START
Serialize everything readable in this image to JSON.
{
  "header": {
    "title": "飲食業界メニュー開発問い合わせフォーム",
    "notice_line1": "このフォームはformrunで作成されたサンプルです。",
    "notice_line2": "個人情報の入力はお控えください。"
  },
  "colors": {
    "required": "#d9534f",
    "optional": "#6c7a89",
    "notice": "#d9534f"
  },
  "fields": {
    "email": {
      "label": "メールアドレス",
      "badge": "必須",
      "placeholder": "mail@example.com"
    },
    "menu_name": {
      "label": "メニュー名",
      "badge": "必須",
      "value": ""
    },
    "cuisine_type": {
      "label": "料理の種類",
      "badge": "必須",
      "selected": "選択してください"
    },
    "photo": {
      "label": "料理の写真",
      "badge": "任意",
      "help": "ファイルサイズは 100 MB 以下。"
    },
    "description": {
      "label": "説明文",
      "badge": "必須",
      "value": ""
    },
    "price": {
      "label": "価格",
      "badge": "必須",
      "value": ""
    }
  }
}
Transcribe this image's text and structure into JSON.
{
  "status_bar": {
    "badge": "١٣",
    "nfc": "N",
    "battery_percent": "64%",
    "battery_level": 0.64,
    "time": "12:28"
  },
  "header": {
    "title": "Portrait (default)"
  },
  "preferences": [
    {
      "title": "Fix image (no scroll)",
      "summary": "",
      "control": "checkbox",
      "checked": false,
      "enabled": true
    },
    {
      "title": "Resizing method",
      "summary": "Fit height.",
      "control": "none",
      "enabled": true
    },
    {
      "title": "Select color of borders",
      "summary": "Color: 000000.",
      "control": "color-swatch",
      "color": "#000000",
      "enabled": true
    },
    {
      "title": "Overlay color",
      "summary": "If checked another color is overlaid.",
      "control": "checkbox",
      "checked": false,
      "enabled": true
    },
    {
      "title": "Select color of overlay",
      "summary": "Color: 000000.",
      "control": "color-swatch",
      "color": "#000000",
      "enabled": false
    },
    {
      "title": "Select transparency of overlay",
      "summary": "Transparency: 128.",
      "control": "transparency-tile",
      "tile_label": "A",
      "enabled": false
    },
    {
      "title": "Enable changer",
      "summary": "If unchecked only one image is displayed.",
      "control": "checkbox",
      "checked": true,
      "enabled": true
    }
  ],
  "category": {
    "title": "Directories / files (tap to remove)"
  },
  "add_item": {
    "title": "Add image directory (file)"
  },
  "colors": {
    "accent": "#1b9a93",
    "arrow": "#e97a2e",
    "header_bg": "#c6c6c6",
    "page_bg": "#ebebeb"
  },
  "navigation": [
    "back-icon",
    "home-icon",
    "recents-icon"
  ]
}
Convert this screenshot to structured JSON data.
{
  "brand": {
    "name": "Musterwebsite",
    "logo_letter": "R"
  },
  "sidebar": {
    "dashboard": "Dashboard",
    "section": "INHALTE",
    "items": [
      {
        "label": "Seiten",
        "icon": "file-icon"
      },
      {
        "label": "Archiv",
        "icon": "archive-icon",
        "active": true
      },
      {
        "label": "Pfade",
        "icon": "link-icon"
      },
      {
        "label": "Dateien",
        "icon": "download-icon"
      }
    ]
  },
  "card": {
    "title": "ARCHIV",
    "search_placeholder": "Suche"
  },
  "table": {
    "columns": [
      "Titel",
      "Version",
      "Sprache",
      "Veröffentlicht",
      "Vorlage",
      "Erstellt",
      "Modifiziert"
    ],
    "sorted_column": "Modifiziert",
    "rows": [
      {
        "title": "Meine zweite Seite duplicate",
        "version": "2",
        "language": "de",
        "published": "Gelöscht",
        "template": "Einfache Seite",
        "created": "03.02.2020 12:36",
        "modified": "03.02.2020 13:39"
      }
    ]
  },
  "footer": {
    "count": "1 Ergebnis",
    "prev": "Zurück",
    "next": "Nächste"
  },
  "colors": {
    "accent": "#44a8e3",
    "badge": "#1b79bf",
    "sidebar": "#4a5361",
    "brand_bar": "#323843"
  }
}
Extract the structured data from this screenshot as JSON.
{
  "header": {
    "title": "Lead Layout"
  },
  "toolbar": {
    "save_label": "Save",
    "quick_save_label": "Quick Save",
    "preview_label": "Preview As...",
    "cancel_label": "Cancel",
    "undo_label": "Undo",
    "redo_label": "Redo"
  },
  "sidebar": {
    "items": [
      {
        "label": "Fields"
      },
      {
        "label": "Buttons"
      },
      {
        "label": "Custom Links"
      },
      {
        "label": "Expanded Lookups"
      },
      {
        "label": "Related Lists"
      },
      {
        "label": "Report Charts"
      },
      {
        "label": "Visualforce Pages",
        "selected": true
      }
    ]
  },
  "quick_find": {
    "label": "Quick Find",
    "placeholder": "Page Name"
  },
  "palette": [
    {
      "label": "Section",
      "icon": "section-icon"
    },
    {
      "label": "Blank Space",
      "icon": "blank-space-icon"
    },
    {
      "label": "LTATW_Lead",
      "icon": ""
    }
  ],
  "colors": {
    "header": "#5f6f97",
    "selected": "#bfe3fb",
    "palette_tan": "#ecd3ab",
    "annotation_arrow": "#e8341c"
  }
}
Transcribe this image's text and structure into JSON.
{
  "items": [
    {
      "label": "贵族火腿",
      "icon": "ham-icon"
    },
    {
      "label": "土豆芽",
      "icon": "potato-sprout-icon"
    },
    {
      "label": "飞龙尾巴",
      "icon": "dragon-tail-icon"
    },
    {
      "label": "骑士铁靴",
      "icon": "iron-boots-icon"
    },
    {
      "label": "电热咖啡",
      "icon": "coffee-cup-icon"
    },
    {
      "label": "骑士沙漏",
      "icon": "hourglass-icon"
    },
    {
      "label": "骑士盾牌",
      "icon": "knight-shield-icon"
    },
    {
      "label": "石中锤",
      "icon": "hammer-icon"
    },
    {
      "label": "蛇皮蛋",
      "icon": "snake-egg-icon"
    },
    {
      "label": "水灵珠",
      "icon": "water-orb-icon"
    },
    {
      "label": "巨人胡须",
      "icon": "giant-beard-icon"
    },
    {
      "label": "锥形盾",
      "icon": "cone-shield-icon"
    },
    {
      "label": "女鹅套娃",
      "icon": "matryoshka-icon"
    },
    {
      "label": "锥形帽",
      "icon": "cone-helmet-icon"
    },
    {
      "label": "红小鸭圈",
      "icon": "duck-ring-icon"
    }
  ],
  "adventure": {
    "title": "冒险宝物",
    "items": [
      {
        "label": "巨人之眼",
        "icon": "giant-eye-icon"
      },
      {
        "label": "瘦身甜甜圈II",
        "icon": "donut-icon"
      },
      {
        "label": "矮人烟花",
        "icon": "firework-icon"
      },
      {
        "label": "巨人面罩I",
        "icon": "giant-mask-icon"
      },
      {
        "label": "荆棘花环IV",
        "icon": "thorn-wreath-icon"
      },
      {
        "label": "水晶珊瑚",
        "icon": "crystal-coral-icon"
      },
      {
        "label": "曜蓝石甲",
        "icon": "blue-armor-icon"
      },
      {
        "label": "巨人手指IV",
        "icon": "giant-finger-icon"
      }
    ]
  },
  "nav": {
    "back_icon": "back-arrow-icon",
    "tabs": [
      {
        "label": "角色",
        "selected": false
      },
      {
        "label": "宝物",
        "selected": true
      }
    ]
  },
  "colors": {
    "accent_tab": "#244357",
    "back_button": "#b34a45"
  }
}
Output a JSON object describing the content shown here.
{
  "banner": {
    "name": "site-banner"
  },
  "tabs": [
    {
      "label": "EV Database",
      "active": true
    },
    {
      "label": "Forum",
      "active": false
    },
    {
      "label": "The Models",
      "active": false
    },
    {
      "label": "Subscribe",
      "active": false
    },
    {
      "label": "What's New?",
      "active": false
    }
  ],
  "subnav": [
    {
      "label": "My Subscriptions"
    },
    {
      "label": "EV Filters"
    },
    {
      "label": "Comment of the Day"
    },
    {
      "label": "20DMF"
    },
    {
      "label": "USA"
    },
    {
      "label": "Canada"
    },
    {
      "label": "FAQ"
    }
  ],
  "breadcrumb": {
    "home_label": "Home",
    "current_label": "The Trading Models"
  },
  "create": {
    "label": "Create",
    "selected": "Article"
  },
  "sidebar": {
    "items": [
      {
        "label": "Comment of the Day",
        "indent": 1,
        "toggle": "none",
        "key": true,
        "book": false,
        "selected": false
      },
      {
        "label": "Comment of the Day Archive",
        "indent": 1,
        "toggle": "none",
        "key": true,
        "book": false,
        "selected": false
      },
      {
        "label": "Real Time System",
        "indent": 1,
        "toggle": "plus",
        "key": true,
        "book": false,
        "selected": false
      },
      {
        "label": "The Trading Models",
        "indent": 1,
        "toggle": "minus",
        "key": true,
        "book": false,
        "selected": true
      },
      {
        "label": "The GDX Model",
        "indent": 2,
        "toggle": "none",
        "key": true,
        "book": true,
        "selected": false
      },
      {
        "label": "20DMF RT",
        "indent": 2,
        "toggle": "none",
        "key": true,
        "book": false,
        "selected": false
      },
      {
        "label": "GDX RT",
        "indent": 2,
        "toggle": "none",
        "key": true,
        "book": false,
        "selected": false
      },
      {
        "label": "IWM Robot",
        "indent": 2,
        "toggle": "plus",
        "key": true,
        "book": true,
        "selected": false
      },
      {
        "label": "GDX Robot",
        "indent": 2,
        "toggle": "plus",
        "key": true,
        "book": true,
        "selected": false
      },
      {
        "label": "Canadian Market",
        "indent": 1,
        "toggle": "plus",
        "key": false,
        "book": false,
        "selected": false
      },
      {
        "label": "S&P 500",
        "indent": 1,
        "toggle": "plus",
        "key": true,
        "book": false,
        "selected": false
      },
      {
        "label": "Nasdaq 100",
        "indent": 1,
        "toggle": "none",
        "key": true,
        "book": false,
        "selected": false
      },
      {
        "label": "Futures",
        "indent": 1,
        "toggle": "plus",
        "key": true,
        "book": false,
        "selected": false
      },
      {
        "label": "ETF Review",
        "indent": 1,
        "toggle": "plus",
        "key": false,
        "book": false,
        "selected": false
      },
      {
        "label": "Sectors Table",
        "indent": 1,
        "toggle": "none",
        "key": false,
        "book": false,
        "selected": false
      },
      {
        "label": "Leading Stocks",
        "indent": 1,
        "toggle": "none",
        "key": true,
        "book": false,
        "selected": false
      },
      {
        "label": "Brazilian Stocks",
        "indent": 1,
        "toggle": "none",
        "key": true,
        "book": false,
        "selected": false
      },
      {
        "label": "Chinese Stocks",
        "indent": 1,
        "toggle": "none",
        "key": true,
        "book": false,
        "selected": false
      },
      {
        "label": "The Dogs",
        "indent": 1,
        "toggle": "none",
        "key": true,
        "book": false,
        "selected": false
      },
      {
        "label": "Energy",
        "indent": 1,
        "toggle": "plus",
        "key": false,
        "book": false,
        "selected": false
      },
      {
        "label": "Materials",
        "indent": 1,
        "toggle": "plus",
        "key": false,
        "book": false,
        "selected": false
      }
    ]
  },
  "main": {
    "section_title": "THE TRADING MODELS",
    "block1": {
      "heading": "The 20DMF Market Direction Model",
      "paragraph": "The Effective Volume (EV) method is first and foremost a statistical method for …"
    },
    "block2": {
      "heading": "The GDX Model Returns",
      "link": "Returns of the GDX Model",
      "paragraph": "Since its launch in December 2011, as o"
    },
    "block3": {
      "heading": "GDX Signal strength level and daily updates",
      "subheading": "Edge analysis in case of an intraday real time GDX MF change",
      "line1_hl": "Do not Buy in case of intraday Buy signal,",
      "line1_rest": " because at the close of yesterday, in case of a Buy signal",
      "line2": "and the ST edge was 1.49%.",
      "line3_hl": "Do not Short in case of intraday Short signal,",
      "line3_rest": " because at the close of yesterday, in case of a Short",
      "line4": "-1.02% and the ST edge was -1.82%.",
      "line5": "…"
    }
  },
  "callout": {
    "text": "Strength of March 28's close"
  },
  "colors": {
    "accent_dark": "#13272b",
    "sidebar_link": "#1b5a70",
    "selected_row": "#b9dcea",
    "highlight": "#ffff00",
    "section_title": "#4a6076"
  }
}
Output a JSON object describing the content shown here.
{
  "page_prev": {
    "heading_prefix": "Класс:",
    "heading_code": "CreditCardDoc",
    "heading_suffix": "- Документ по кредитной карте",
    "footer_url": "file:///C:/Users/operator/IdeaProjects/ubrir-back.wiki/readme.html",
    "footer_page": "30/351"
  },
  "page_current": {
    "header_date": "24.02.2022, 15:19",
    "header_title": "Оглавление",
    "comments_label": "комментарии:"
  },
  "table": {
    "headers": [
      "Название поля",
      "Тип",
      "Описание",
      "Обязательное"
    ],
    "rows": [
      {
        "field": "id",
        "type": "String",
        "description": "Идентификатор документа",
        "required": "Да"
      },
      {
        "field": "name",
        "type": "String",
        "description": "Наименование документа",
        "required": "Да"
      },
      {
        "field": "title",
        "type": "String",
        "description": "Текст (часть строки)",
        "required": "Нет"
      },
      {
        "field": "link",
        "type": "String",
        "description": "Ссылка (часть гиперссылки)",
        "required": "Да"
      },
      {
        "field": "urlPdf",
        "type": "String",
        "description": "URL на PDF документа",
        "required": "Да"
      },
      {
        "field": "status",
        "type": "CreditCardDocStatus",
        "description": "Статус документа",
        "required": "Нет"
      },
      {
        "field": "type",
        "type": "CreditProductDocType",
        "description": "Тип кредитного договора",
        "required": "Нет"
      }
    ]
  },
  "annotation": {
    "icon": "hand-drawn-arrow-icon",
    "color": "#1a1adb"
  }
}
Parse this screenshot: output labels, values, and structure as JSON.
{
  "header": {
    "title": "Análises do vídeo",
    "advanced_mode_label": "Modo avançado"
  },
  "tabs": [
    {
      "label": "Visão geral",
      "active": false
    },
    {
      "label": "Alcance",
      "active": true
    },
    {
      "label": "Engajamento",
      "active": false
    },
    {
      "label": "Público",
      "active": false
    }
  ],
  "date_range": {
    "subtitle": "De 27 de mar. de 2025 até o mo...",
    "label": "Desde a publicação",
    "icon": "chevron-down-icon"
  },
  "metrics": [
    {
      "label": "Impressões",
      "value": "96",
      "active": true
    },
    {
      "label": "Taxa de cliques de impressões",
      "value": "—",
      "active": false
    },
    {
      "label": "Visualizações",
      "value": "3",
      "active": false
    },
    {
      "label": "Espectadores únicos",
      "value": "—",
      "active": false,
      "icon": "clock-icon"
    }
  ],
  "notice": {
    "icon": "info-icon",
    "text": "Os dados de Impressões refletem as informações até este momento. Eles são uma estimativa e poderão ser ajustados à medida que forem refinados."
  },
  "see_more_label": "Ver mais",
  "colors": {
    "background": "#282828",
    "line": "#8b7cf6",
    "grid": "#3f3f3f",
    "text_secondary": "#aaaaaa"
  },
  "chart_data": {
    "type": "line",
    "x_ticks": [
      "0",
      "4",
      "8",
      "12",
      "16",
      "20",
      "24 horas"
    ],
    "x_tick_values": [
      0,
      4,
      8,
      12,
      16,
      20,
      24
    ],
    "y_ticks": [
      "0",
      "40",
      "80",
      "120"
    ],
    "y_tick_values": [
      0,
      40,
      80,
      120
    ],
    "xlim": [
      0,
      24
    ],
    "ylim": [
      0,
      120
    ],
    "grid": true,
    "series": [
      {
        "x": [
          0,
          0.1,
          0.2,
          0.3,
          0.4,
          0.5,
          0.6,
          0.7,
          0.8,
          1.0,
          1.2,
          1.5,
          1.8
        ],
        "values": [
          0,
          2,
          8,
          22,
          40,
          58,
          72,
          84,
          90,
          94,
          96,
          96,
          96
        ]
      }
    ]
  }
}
END
▶ [GIVEN REQUEST]
List all lines from the entries that include the word "close".

▶ [SOLUTION TO THIS TASK]
      "line1_rest": " because at the close of yesterday, in case of a Buy signal",
      "line3_rest": " because at the close of yesterday, in case of a Short",
    "text": "Strength of March 28's close"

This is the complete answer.